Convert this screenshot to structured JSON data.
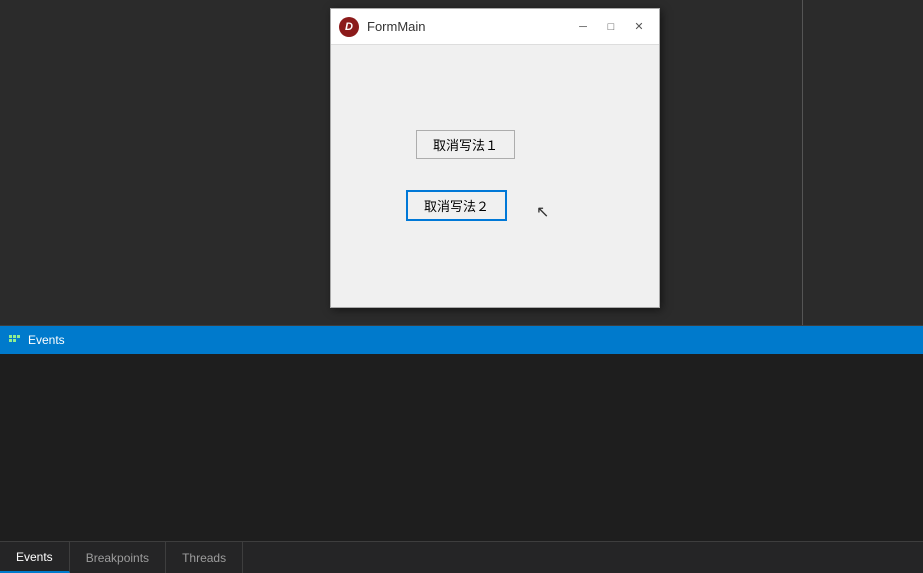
{
  "ide": {
    "background_color": "#2b2b2b"
  },
  "form_window": {
    "title": "FormMain",
    "icon_label": "D",
    "controls": {
      "minimize": "─",
      "maximize": "□",
      "close": "✕"
    },
    "buttons": [
      {
        "id": "btn1",
        "label": "取消写法１"
      },
      {
        "id": "btn2",
        "label": "取消写法２"
      }
    ]
  },
  "bottom_panel": {
    "header": {
      "icon": "⚡",
      "title": "Events"
    },
    "tabs": [
      {
        "id": "events",
        "label": "Events",
        "active": true
      },
      {
        "id": "breakpoints",
        "label": "Breakpoints",
        "active": false
      },
      {
        "id": "threads",
        "label": "Threads",
        "active": false
      }
    ]
  }
}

STATED EXERCISE ::
Return the listing above word for word, with the pictures removed.

SOLUTION ::
Convert this screenshot to structured JSON data.
{
  "ide": {
    "background_color": "#2b2b2b"
  },
  "form_window": {
    "title": "FormMain",
    "icon_label": "D",
    "controls": {
      "minimize": "─",
      "maximize": "□",
      "close": "✕"
    },
    "buttons": [
      {
        "id": "btn1",
        "label": "取消写法１"
      },
      {
        "id": "btn2",
        "label": "取消写法２"
      }
    ]
  },
  "bottom_panel": {
    "header": {
      "icon": "⚡",
      "title": "Events"
    },
    "tabs": [
      {
        "id": "events",
        "label": "Events",
        "active": true
      },
      {
        "id": "breakpoints",
        "label": "Breakpoints",
        "active": false
      },
      {
        "id": "threads",
        "label": "Threads",
        "active": false
      }
    ]
  }
}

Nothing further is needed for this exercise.